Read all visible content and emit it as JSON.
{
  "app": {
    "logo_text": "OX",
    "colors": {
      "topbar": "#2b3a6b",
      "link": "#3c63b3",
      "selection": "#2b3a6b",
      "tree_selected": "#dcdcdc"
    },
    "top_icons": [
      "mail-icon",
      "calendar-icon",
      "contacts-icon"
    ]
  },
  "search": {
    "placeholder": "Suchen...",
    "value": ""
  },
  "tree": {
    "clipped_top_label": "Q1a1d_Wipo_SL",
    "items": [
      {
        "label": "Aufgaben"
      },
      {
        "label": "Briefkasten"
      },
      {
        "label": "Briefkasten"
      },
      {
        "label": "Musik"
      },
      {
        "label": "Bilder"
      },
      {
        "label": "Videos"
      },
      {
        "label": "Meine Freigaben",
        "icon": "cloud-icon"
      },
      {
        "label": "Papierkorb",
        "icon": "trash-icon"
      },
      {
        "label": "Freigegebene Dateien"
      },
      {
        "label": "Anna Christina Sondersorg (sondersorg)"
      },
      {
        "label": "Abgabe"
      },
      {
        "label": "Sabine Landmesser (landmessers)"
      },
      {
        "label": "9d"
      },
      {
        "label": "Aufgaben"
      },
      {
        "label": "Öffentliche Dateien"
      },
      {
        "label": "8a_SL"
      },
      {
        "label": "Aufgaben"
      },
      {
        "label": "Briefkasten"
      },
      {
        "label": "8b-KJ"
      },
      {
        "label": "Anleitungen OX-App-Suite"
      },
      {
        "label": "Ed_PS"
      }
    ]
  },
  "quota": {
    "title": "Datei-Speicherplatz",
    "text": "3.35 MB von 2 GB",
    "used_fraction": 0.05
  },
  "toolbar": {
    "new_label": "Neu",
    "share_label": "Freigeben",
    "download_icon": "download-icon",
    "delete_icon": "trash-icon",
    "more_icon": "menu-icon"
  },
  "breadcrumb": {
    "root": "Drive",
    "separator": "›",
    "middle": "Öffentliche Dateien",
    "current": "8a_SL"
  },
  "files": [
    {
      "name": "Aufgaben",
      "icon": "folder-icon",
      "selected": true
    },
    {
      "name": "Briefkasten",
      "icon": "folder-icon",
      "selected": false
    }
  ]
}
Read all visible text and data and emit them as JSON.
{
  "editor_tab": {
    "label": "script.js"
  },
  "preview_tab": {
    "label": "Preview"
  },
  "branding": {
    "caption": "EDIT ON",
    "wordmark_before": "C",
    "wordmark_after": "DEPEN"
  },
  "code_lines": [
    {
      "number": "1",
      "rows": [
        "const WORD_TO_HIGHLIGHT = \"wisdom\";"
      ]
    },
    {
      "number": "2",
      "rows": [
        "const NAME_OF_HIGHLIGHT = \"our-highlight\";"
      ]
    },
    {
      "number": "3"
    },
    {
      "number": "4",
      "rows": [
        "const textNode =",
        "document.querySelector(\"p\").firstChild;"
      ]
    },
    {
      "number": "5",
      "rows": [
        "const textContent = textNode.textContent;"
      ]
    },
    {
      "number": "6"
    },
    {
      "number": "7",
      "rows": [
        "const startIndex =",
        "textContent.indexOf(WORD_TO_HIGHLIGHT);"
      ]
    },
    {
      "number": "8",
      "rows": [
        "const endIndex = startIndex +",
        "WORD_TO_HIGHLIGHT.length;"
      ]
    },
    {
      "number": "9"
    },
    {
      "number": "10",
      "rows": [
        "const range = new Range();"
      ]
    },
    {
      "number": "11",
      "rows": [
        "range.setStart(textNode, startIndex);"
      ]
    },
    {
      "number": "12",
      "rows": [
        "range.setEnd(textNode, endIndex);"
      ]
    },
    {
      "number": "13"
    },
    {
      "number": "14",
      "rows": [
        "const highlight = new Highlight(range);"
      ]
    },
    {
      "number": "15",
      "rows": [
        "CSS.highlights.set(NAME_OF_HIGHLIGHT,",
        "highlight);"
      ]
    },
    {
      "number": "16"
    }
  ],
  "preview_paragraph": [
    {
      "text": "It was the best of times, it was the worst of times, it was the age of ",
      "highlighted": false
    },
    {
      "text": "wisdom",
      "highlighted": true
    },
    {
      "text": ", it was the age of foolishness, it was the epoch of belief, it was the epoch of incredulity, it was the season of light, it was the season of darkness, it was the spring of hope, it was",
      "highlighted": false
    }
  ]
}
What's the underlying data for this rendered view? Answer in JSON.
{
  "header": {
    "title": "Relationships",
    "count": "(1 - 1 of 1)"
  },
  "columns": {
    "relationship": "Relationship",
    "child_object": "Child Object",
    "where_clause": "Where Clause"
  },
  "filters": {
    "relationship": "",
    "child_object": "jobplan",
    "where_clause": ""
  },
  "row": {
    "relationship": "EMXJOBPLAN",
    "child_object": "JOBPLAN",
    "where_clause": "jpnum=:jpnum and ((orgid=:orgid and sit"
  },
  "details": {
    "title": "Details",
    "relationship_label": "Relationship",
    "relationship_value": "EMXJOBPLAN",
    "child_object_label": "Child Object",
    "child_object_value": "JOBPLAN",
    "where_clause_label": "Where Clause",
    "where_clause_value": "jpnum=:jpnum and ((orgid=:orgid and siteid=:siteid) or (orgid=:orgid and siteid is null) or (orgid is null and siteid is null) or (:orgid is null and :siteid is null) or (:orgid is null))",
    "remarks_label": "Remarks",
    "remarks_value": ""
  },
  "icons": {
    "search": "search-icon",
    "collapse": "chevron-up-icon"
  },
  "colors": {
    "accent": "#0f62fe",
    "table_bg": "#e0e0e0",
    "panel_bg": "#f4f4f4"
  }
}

************

* [PROMPT]: Repeat exactly, and only, the lines from the one containing "What's the underlying" through the end of the material.

* [RESULT FOR THIS EXERCISE]:
What's the underlying data for this rendered view? Answer in JSON.
{
  "header": {
    "title": "Relationships",
    "count": "(1 - 1 of 1)"
  },
  "columns": {
    "relationship": "Relationship",
    "child_object": "Child Object",
    "where_clause": "Where Clause"
  },
  "filters": {
    "relationship": "",
    "child_object": "jobplan",
    "where_clause": ""
  },
  "row": {
    "relationship": "EMXJOBPLAN",
    "child_object": "JOBPLAN",
    "where_clause": "jpnum=:jpnum and ((orgid=:orgid and sit"
  },
  "details": {
    "title": "Details",
    "relationship_label": "Relationship",
    "relationship_value": "EMXJOBPLAN",
    "child_object_label": "Child Object",
    "child_object_value": "JOBPLAN",
    "where_clause_label": "Where Clause",
    "where_clause_value": "jpnum=:jpnum and ((orgid=:orgid and siteid=:siteid) or (orgid=:orgid and siteid is null) or (orgid is null and siteid is null) or (:orgid is null and :siteid is null) or (:orgid is null))",
    "remarks_label": "Remarks",
    "remarks_value": ""
  },
  "icons": {
    "search": "search-icon",
    "collapse": "chevron-up-icon"
  },
  "colors": {
    "accent": "#0f62fe",
    "table_bg": "#e0e0e0",
    "panel_bg": "#f4f4f4"
  }
}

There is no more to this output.